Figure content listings
■ ■ ■

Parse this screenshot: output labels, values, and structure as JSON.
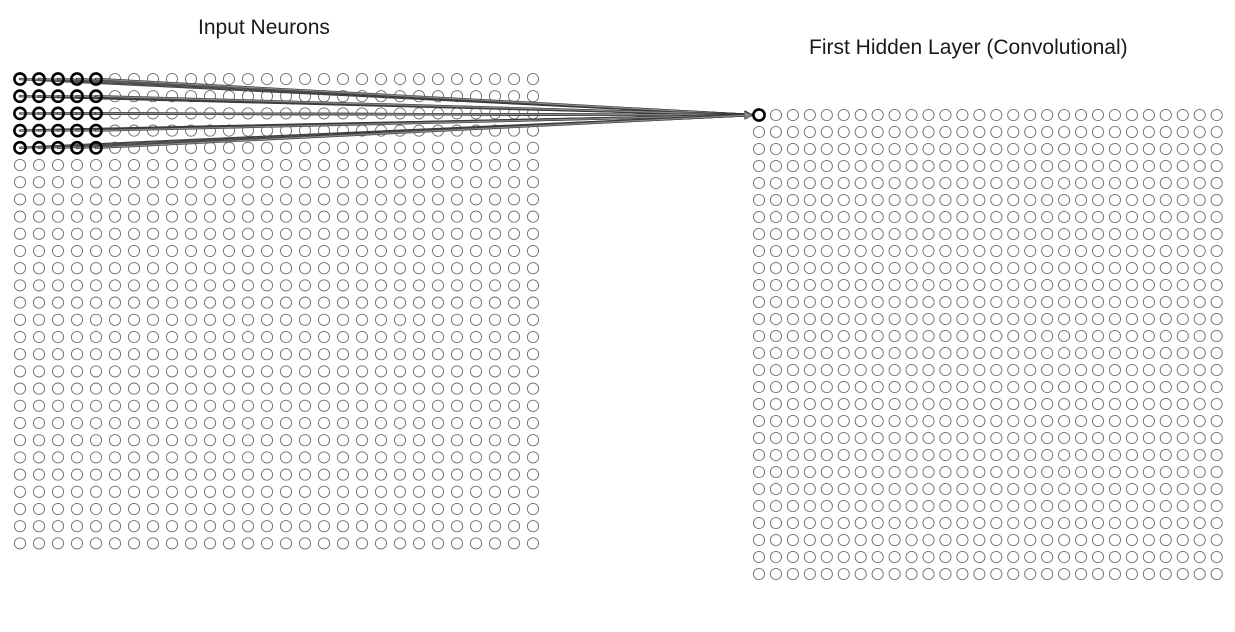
{
  "input_layer": {
    "title": "Input Neurons",
    "rows": 28,
    "cols": 28,
    "receptive_field": {
      "rows": 5,
      "cols": 5
    }
  },
  "hidden_layer": {
    "title": "First Hidden Layer (Convolutional)",
    "rows": 28,
    "cols": 28,
    "highlighted_neuron": {
      "row": 0,
      "col": 0
    }
  },
  "colors": {
    "neuron_stroke": "#6f6f6f",
    "highlight_stroke": "#000000",
    "connection": "#8a8a8a",
    "connection_outline": "#3a3a3a"
  }
}
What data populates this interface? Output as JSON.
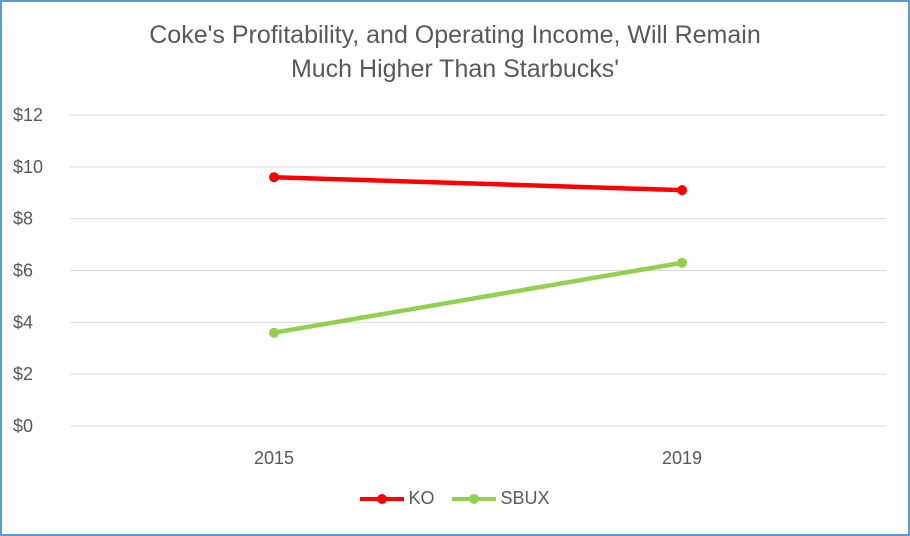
{
  "chart_data": {
    "type": "line",
    "title_lines": [
      "Coke's Profitability, and Operating Income, Will Remain",
      "Much Higher Than Starbucks'"
    ],
    "categories": [
      "2015",
      "2019"
    ],
    "series": [
      {
        "name": "KO",
        "values": [
          9.6,
          9.1
        ],
        "color": "#ff0000"
      },
      {
        "name": "SBUX",
        "values": [
          3.6,
          6.3
        ],
        "color": "#92d050"
      }
    ],
    "ylim": [
      0,
      12
    ],
    "yticks": [
      0,
      2,
      4,
      6,
      8,
      10,
      12
    ],
    "ytick_labels": [
      "$0",
      "$2",
      "$4",
      "$6",
      "$8",
      "$10",
      "$12"
    ],
    "grid": true,
    "legend_position": "bottom"
  }
}
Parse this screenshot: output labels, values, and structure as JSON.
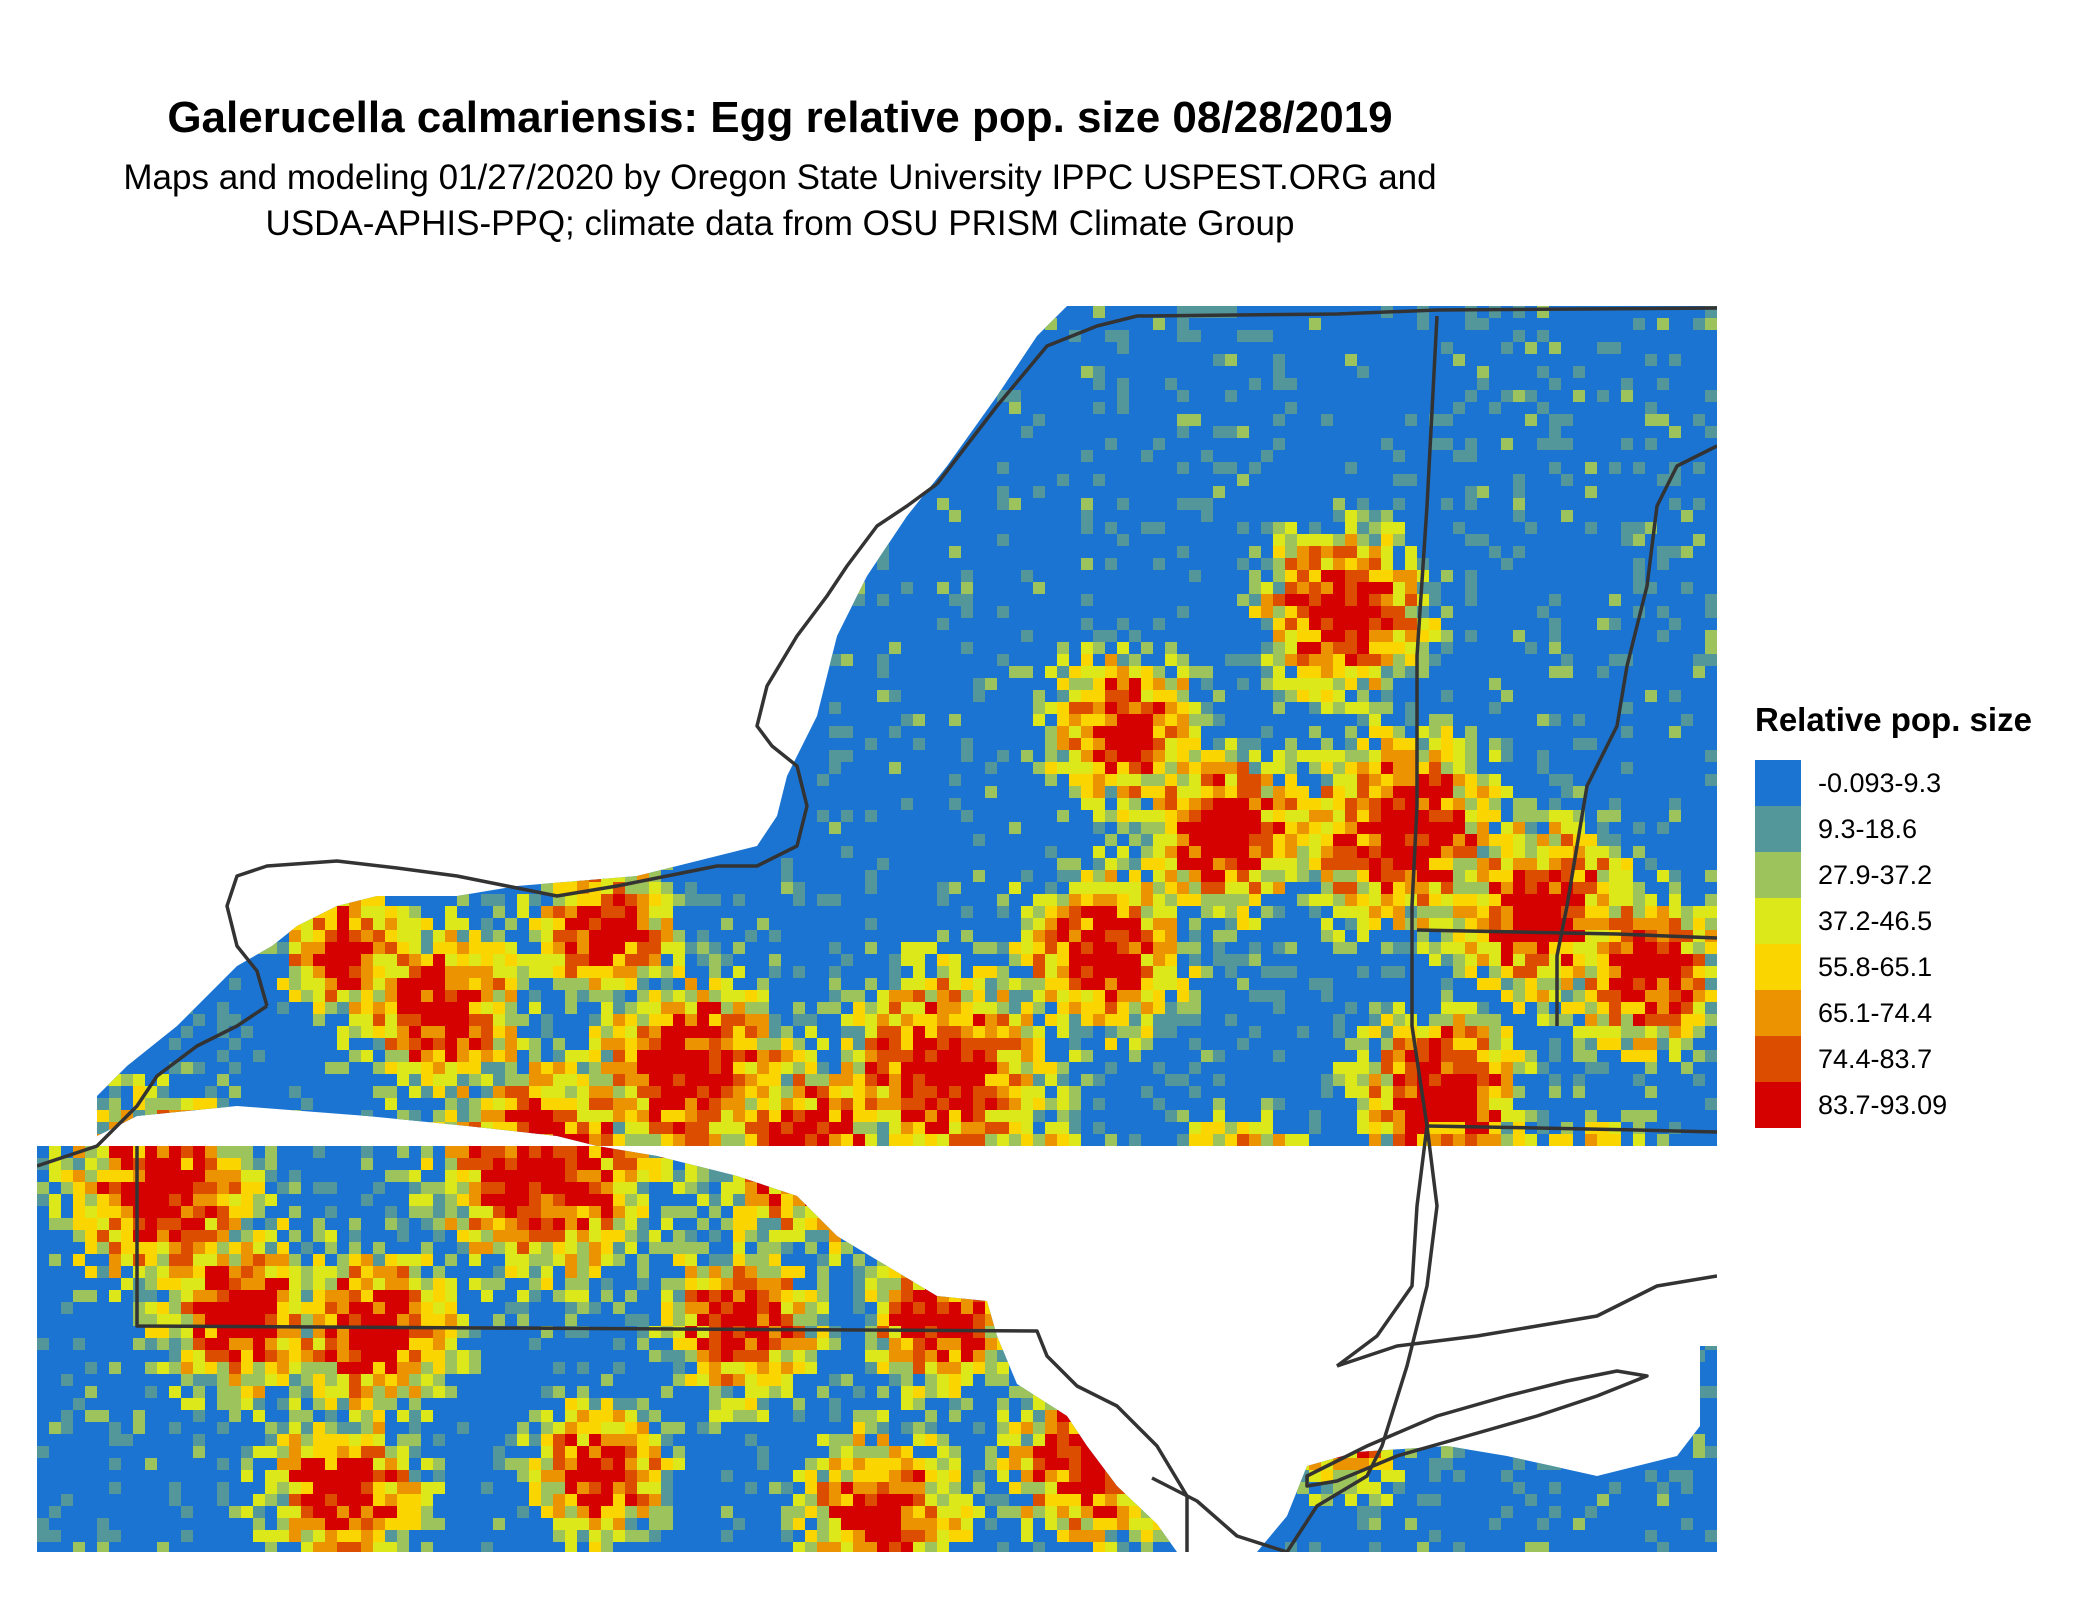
{
  "title": "Galerucella calmariensis: Egg relative pop. size 08/28/2019",
  "subtitle_line1": "Maps and modeling 01/27/2020 by Oregon State University IPPC USPEST.ORG and",
  "subtitle_line2": "USDA-APHIS-PPQ; climate data from OSU PRISM Climate Group",
  "legend": {
    "title": "Relative pop. size",
    "items": [
      {
        "label": "-0.093-9.3",
        "color": "#1b74d2"
      },
      {
        "label": "9.3-18.6",
        "color": "#54979b"
      },
      {
        "label": "27.9-37.2",
        "color": "#9cc35c"
      },
      {
        "label": "37.2-46.5",
        "color": "#dde81a"
      },
      {
        "label": "55.8-65.1",
        "color": "#fad500"
      },
      {
        "label": "65.1-74.4",
        "color": "#eb9300"
      },
      {
        "label": "74.4-83.7",
        "color": "#dc4d00"
      },
      {
        "label": "83.7-93.09",
        "color": "#d50000"
      }
    ]
  },
  "map": {
    "background_class": "-0.093-9.3",
    "border_color": "#333333"
  }
}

■ ■ ■

Short exercise >> Reproduce all of the entries word for word, skipping any pictures they hold.

The result >>
Parse this screenshot: output labels, values, and structure as JSON.
{
  "input_layer": {
    "title": "Input Neurons",
    "rows": 28,
    "cols": 28,
    "receptive_field": {
      "rows": 5,
      "cols": 5
    }
  },
  "hidden_layer": {
    "title": "First Hidden Layer (Convolutional)",
    "rows": 28,
    "cols": 28,
    "highlighted_neuron": {
      "row": 0,
      "col": 0
    }
  },
  "colors": {
    "neuron_stroke": "#6f6f6f",
    "highlight_stroke": "#000000",
    "connection": "#8a8a8a",
    "connection_outline": "#3a3a3a"
  }
}
What data populates this interface? Output as JSON.
{
  "chart_data": {
    "type": "line",
    "title_lines": [
      "Coke's Profitability, and Operating Income, Will Remain",
      "Much Higher Than Starbucks'"
    ],
    "categories": [
      "2015",
      "2019"
    ],
    "series": [
      {
        "name": "KO",
        "values": [
          9.6,
          9.1
        ],
        "color": "#ff0000"
      },
      {
        "name": "SBUX",
        "values": [
          3.6,
          6.3
        ],
        "color": "#92d050"
      }
    ],
    "ylim": [
      0,
      12
    ],
    "yticks": [
      0,
      2,
      4,
      6,
      8,
      10,
      12
    ],
    "ytick_labels": [
      "$0",
      "$2",
      "$4",
      "$6",
      "$8",
      "$10",
      "$12"
    ],
    "grid": true,
    "legend_position": "bottom"
  }
}
Parse this screenshot: output labels, values, and structure as JSON.
{
  "title": "Galerucella calmariensis: Egg relative pop. size 08/28/2019",
  "subtitle_line1": "Maps and modeling 01/27/2020 by Oregon State University IPPC USPEST.ORG and",
  "subtitle_line2": "USDA-APHIS-PPQ; climate data from OSU PRISM Climate Group",
  "legend": {
    "title": "Relative pop. size",
    "items": [
      {
        "label": "-0.093-9.3",
        "color": "#1b74d2"
      },
      {
        "label": "9.3-18.6",
        "color": "#54979b"
      },
      {
        "label": "27.9-37.2",
        "color": "#9cc35c"
      },
      {
        "label": "37.2-46.5",
        "color": "#dde81a"
      },
      {
        "label": "55.8-65.1",
        "color": "#fad500"
      },
      {
        "label": "65.1-74.4",
        "color": "#eb9300"
      },
      {
        "label": "74.4-83.7",
        "color": "#dc4d00"
      },
      {
        "label": "83.7-93.09",
        "color": "#d50000"
      }
    ]
  },
  "map": {
    "background_class": "-0.093-9.3",
    "border_color": "#333333"
  }
}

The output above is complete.